### What you need to do
Please output the lines shown below exactly as they appear.

### Excerpted records
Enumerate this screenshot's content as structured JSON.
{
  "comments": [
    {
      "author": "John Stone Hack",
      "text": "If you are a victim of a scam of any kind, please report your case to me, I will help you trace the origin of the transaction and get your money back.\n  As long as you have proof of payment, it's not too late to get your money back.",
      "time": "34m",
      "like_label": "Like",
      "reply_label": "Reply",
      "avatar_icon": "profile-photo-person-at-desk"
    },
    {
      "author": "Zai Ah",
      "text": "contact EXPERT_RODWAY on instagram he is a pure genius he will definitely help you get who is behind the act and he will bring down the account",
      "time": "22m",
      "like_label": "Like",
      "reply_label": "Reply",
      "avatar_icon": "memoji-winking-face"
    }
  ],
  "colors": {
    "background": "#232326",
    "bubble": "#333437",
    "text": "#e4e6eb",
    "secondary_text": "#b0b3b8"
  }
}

### The completed task
Enumerate this screenshot's content as structured JSON.
{
  "comments": [
    {
      "author": "John Stone Hack",
      "text": "If you are a victim of a scam of any kind, please report your case to me, I will help you trace the origin of the transaction and get your money back.\n  As long as you have proof of payment, it's not too late to get your money back.",
      "time": "34m",
      "like_label": "Like",
      "reply_label": "Reply",
      "avatar_icon": "profile-photo-person-at-desk"
    },
    {
      "author": "Zai Ah",
      "text": "contact EXPERT_RODWAY on instagram he is a pure genius he will definitely help you get who is behind the act and he will bring down the account",
      "time": "22m",
      "like_label": "Like",
      "reply_label": "Reply",
      "avatar_icon": "memoji-winking-face"
    }
  ],
  "colors": {
    "background": "#232326",
    "bubble": "#333437",
    "text": "#e4e6eb",
    "secondary_text": "#b0b3b8"
  }
}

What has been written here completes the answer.